◆ Goal: In your copy, leave out the pictures; write out all the data exactly.

Collection entries:
------
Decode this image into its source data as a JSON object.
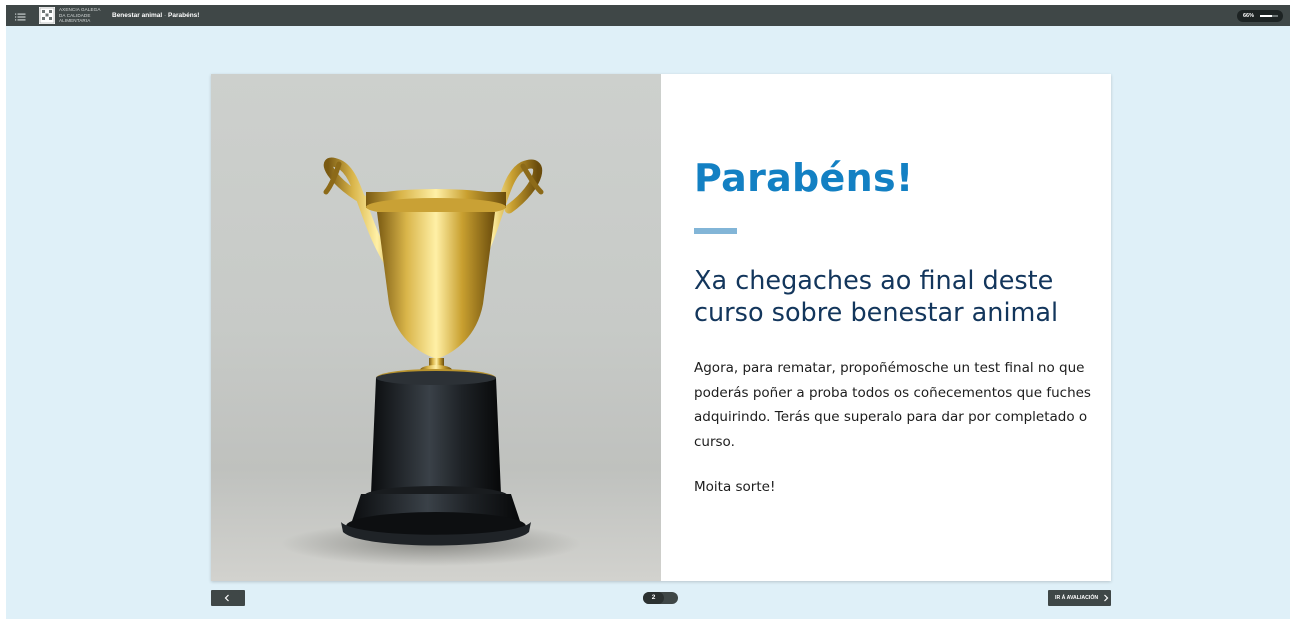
{
  "header": {
    "logo_lines": [
      "AXENCIA GALEGA",
      "DA CALIDADE",
      "ALIMENTARIA"
    ],
    "course_name": "Benestar animal",
    "separator": "·",
    "current_lesson": "Parabéns!",
    "progress_label": "66%",
    "progress_value": 0.66
  },
  "main": {
    "image_icon": "trophy-image",
    "heading": "Parabéns!",
    "subheading": "Xa chegaches ao final deste curso sobre benestar animal",
    "body": "Agora, para rematar, propoñémosche un test final no que poderás poñer a proba todos os coñecementos que fuches adquirindo. Terás que superalo para dar por completado o curso.",
    "signoff": "Moita sorte!"
  },
  "footer": {
    "page_number": "2",
    "next_label": "IR Á AVALIACIÓN"
  },
  "colors": {
    "topbar": "#3f4747",
    "background": "#dff0f8",
    "heading": "#1380c3",
    "divider": "#82b5d7",
    "subheading": "#13365c"
  }
}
------
◆ Result:
Decode this image into its source data as a JSON object.
{
  "header": {
    "logo_lines": [
      "AXENCIA GALEGA",
      "DA CALIDADE",
      "ALIMENTARIA"
    ],
    "course_name": "Benestar animal",
    "separator": "·",
    "current_lesson": "Parabéns!",
    "progress_label": "66%",
    "progress_value": 0.66
  },
  "main": {
    "image_icon": "trophy-image",
    "heading": "Parabéns!",
    "subheading": "Xa chegaches ao final deste curso sobre benestar animal",
    "body": "Agora, para rematar, propoñémosche un test final no que poderás poñer a proba todos os coñecementos que fuches adquirindo. Terás que superalo para dar por completado o curso.",
    "signoff": "Moita sorte!"
  },
  "footer": {
    "page_number": "2",
    "next_label": "IR Á AVALIACIÓN"
  },
  "colors": {
    "topbar": "#3f4747",
    "background": "#dff0f8",
    "heading": "#1380c3",
    "divider": "#82b5d7",
    "subheading": "#13365c"
  }
}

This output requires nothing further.